*Recorded data:*
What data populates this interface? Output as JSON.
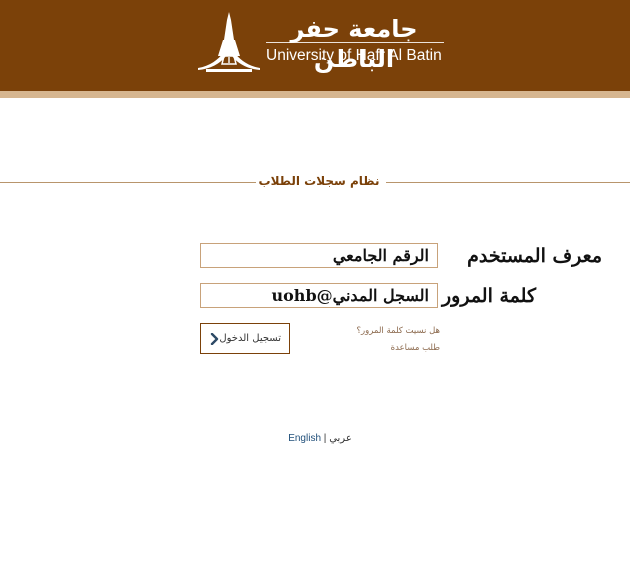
{
  "header": {
    "logo_arabic": "جامعة حفر الباطن",
    "logo_english": "University of Hafr Al Batin"
  },
  "colors": {
    "brand_brown": "#7b4109",
    "accent_tan": "#d6b690"
  },
  "section": {
    "title": "نظام سجلات الطلاب"
  },
  "form": {
    "username_label": "معرف المستخدم",
    "username_value": "الرقم الجامعي",
    "password_label": "كلمة المرور",
    "password_value": "السجل المدني@uohb",
    "login_button": "تسجيل الدخول",
    "login_icon": "chevron-right-icon",
    "forgot_password": "هل نسيت كلمة المرور؟",
    "help_request": "طلب مساعدة"
  },
  "language": {
    "english": "English",
    "separator": "|",
    "arabic": "عربي"
  }
}
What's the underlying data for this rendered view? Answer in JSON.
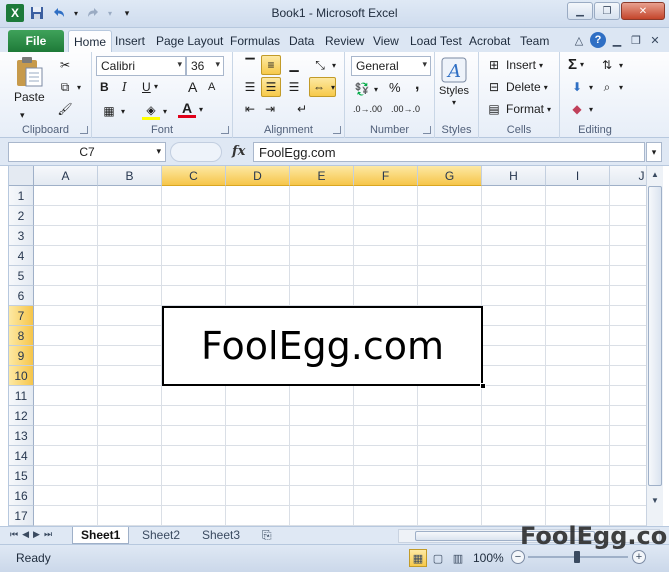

*Task description:*
From the records given above, reproduce all text exactly and exclude each picture.

*Answer to the task:*
What data populates this interface? Output as JSON.
{
  "header": {
    "logo_arabic": "جامعة حفر الباطن",
    "logo_english": "University of Hafr Al Batin"
  },
  "colors": {
    "brand_brown": "#7b4109",
    "accent_tan": "#d6b690"
  },
  "section": {
    "title": "نظام سجلات الطلاب"
  },
  "form": {
    "username_label": "معرف المستخدم",
    "username_value": "الرقم الجامعي",
    "password_label": "كلمة المرور",
    "password_value": "السجل المدني@uohb",
    "login_button": "تسجيل الدخول",
    "login_icon": "chevron-right-icon",
    "forgot_password": "هل نسيت كلمة المرور؟",
    "help_request": "طلب مساعدة"
  },
  "language": {
    "english": "English",
    "separator": "|",
    "arabic": "عربي"
  }
}
What's the underlying data for this rendered view? Answer in JSON.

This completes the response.